- WHAT YOU WILL DO
Copy every line of the records below where the word "kwota" occurs.

- DATASET EXTRACT
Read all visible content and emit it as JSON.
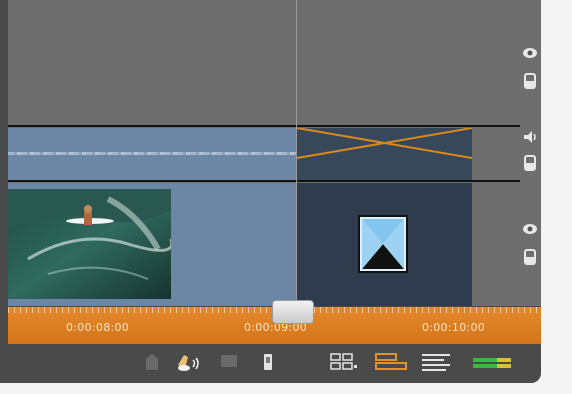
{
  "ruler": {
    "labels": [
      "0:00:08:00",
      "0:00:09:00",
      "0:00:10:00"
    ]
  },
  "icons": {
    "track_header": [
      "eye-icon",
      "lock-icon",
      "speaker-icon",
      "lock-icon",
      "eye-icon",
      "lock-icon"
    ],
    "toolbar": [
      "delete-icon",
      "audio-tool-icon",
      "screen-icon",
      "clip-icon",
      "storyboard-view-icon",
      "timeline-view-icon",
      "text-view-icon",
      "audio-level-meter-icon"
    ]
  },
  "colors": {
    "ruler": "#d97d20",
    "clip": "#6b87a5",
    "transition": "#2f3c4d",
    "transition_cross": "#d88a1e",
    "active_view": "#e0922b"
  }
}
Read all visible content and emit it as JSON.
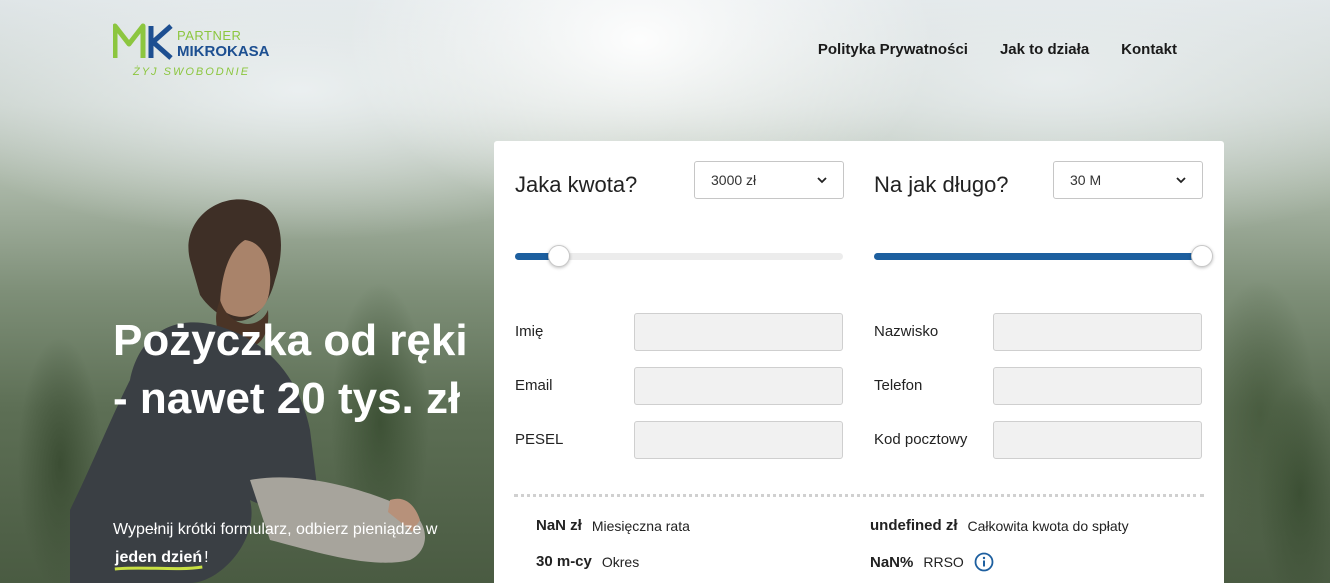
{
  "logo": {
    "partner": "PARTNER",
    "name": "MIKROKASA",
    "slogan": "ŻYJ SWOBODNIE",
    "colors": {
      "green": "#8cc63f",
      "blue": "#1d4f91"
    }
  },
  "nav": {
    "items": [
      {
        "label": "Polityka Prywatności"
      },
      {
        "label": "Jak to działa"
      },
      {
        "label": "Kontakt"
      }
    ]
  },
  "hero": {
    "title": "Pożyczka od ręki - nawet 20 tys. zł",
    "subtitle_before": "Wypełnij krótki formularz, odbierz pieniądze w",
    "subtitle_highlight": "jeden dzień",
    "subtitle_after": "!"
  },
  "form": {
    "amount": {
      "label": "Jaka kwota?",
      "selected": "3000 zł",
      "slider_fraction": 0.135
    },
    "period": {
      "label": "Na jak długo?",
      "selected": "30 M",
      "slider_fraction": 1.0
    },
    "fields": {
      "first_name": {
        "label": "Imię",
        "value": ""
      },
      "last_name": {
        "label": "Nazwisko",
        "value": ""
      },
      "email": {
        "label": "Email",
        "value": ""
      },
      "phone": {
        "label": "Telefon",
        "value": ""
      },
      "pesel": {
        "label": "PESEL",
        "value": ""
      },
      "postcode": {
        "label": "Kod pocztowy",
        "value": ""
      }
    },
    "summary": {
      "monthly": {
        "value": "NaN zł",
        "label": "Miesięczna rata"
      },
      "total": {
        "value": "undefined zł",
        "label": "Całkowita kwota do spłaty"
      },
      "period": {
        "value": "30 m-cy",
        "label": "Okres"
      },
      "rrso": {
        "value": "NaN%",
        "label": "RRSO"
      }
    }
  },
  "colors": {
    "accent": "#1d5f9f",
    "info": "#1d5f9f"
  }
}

==

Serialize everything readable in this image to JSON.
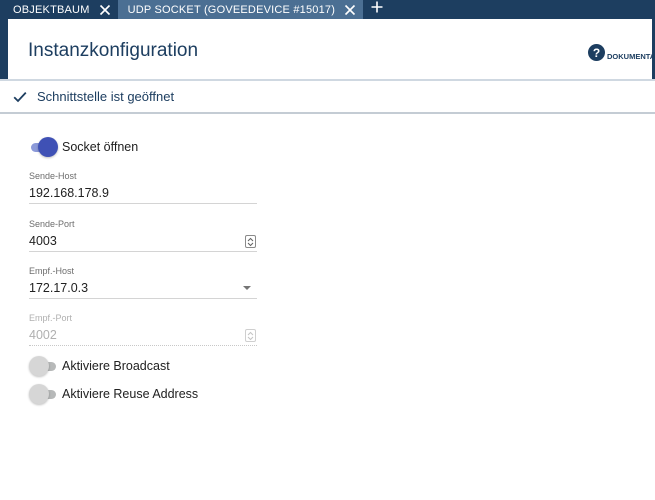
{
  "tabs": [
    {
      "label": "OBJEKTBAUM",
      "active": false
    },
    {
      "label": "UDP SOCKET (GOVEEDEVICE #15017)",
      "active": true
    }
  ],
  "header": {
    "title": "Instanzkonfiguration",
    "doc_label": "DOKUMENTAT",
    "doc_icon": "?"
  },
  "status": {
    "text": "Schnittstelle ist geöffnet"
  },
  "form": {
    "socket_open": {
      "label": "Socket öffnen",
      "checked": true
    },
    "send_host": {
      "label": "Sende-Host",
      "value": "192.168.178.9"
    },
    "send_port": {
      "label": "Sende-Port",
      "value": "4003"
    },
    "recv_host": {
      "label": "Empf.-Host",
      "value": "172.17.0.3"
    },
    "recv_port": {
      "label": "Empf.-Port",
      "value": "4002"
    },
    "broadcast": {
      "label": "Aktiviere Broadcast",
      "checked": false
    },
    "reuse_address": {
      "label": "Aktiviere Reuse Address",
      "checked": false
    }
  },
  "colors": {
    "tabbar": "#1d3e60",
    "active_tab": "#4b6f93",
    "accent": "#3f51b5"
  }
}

- COMPLETED TASK
      "label": "Jaka kwota?",
        "label": "Całkowita kwota do spłaty"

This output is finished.